Without the images, write out all of the following entries exactly.

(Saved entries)

┌────────

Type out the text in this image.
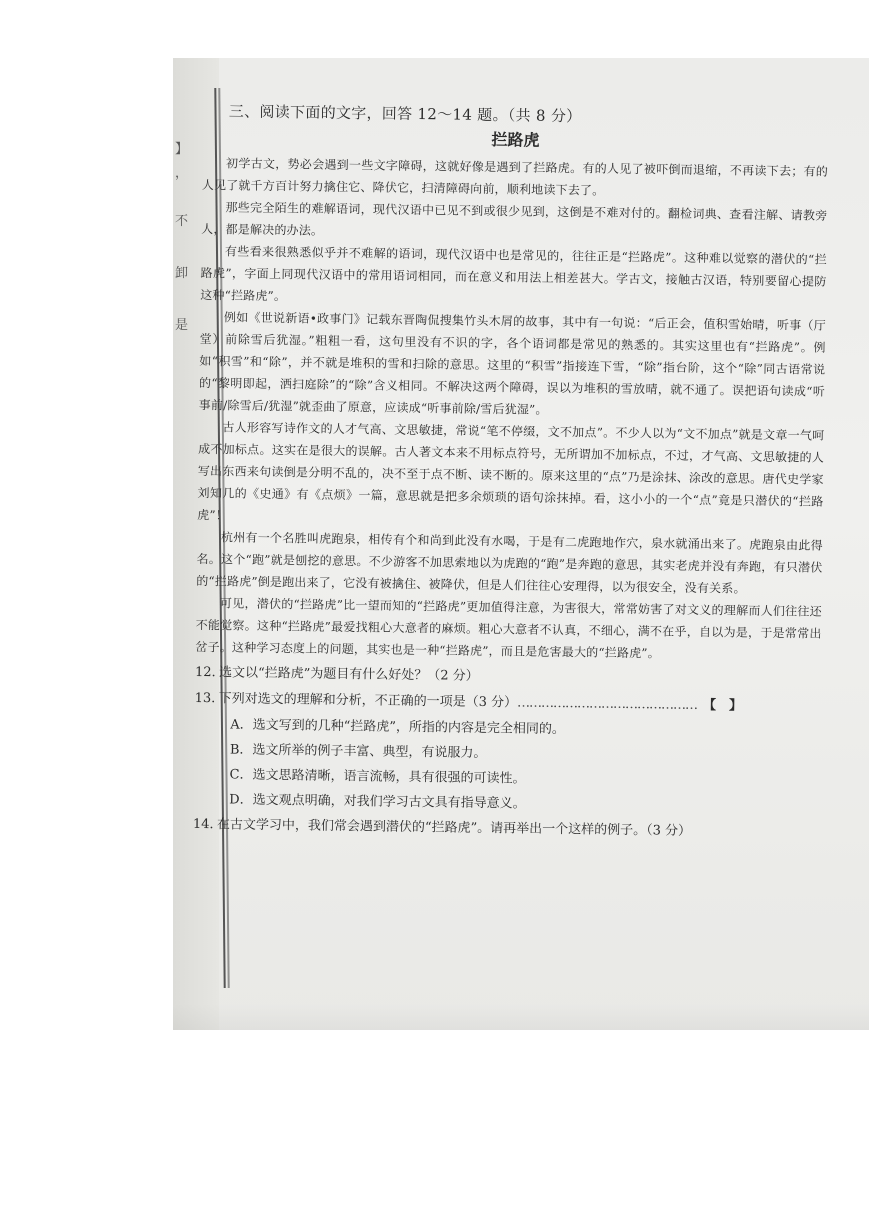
】
，
不
卸
是
三、阅读下面的文字，回答 12～14 题。（共 8 分）
拦路虎

初学古文，势必会遇到一些文字障碍，这就好像是遇到了拦路虎。有的人见了被吓倒而退缩，不再读下去；有的人见了就千方百计努力擒住它、降伏它，扫清障碍向前，顺利地读下去了。

那些完全陌生的难解语词，现代汉语中已见不到或很少见到，这倒是不难对付的。翻检词典、查看注解、请教旁人，都是解决的办法。

有些看来很熟悉似乎并不难解的语词，现代汉语中也是常见的，往往正是“拦路虎”。这种难以觉察的潜伏的“拦路虎”，字面上同现代汉语中的常用语词相同，而在意义和用法上相差甚大。学古文，接触古汉语，特别要留心提防这种“拦路虎”。

例如《世说新语•政事门》记载东晋陶侃搜集竹头木屑的故事，其中有一句说：“后正会，值积雪始晴，听事（厅堂）前除雪后犹湿。”粗粗一看，这句里没有不识的字，各个语词都是常见的熟悉的。其实这里也有“拦路虎”。例如“积雪”和“除”，并不就是堆积的雪和扫除的意思。这里的“积雪”指接连下雪，“除”指台阶，这个“除”同古语常说的“黎明即起，洒扫庭除”的“除”含义相同。不解决这两个障碍，误以为堆积的雪放晴，就不通了。误把语句读成“听事前/除雪后/犹湿”就歪曲了原意，应读成“听事前除/雪后犹湿”。

古人形容写诗作文的人才气高、文思敏捷，常说“笔不停缀，文不加点”。不少人以为“文不加点”就是文章一气呵成不加标点。这实在是很大的误解。古人著文本来不用标点符号，无所谓加不加标点，不过，才气高、文思敏捷的人写出东西来句读倒是分明不乱的，决不至于点不断、读不断的。原来这里的“点”乃是涂抹、涂改的意思。唐代史学家刘知几的《史通》有《点烦》一篇，意思就是把多余烦琐的语句涂抹掉。看，这小小的一个“点”竟是只潜伏的“拦路虎”！

杭州有一个名胜叫虎跑泉，相传有个和尚到此没有水喝，于是有二虎跑地作穴，泉水就涌出来了。虎跑泉由此得名。这个“跑”就是刨挖的意思。不少游客不加思索地以为虎跑的“跑”是奔跑的意思，其实老虎并没有奔跑，有只潜伏的“拦路虎”倒是跑出来了，它没有被擒住、被降伏，但是人们往往心安理得，以为很安全，没有关系。

可见，潜伏的“拦路虎”比一望而知的“拦路虎”更加值得注意，为害很大，常常妨害了对文义的理解而人们往往还不能觉察。这种“拦路虎”最爱找粗心大意者的麻烦。粗心大意者不认真，不细心，满不在乎，自以为是，于是常常出岔子。这种学习态度上的问题，其实也是一种“拦路虎”，而且是危害最大的“拦路虎”。

12. 选文以“拦路虎”为题目有什么好处？（2 分）

13. 下列对选文的理解和分析，不正确的一项是（3 分）……………………………………… 【　】

A．选文写到的几种“拦路虎”，所指的内容是完全相同的。

B．选文所举的例子丰富、典型，有说服力。

C．选文思路清晰，语言流畅，具有很强的可读性。

D．选文观点明确，对我们学习古文具有指导意义。

14. 在古文学习中，我们常会遇到潜伏的“拦路虎”。请再举出一个这样的例子。（3 分）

└────────

▸ **Task result**
Type out the text in this image.
】
，
不
卸
是
三、阅读下面的文字，回答 12～14 题。（共 8 分）
拦路虎

初学古文，势必会遇到一些文字障碍，这就好像是遇到了拦路虎。有的人见了被吓倒而退缩，不再读下去；有的人见了就千方百计努力擒住它、降伏它，扫清障碍向前，顺利地读下去了。

那些完全陌生的难解语词，现代汉语中已见不到或很少见到，这倒是不难对付的。翻检词典、查看注解、请教旁人，都是解决的办法。

有些看来很熟悉似乎并不难解的语词，现代汉语中也是常见的，往往正是“拦路虎”。这种难以觉察的潜伏的“拦路虎”，字面上同现代汉语中的常用语词相同，而在意义和用法上相差甚大。学古文，接触古汉语，特别要留心提防这种“拦路虎”。

例如《世说新语•政事门》记载东晋陶侃搜集竹头木屑的故事，其中有一句说：“后正会，值积雪始晴，听事（厅堂）前除雪后犹湿。”粗粗一看，这句里没有不识的字，各个语词都是常见的熟悉的。其实这里也有“拦路虎”。例如“积雪”和“除”，并不就是堆积的雪和扫除的意思。这里的“积雪”指接连下雪，“除”指台阶，这个“除”同古语常说的“黎明即起，洒扫庭除”的“除”含义相同。不解决这两个障碍，误以为堆积的雪放晴，就不通了。误把语句读成“听事前/除雪后/犹湿”就歪曲了原意，应读成“听事前除/雪后犹湿”。

古人形容写诗作文的人才气高、文思敏捷，常说“笔不停缀，文不加点”。不少人以为“文不加点”就是文章一气呵成不加标点。这实在是很大的误解。古人著文本来不用标点符号，无所谓加不加标点，不过，才气高、文思敏捷的人写出东西来句读倒是分明不乱的，决不至于点不断、读不断的。原来这里的“点”乃是涂抹、涂改的意思。唐代史学家刘知几的《史通》有《点烦》一篇，意思就是把多余烦琐的语句涂抹掉。看，这小小的一个“点”竟是只潜伏的“拦路虎”！

杭州有一个名胜叫虎跑泉，相传有个和尚到此没有水喝，于是有二虎跑地作穴，泉水就涌出来了。虎跑泉由此得名。这个“跑”就是刨挖的意思。不少游客不加思索地以为虎跑的“跑”是奔跑的意思，其实老虎并没有奔跑，有只潜伏的“拦路虎”倒是跑出来了，它没有被擒住、被降伏，但是人们往往心安理得，以为很安全，没有关系。

可见，潜伏的“拦路虎”比一望而知的“拦路虎”更加值得注意，为害很大，常常妨害了对文义的理解而人们往往还不能觉察。这种“拦路虎”最爱找粗心大意者的麻烦。粗心大意者不认真，不细心，满不在乎，自以为是，于是常常出岔子。这种学习态度上的问题，其实也是一种“拦路虎”，而且是危害最大的“拦路虎”。

12. 选文以“拦路虎”为题目有什么好处？（2 分）

13. 下列对选文的理解和分析，不正确的一项是（3 分）……………………………………… 【　】

A．选文写到的几种“拦路虎”，所指的内容是完全相同的。

B．选文所举的例子丰富、典型，有说服力。

C．选文思路清晰，语言流畅，具有很强的可读性。

D．选文观点明确，对我们学习古文具有指导意义。

14. 在古文学习中，我们常会遇到潜伏的“拦路虎”。请再举出一个这样的例子。（3 分）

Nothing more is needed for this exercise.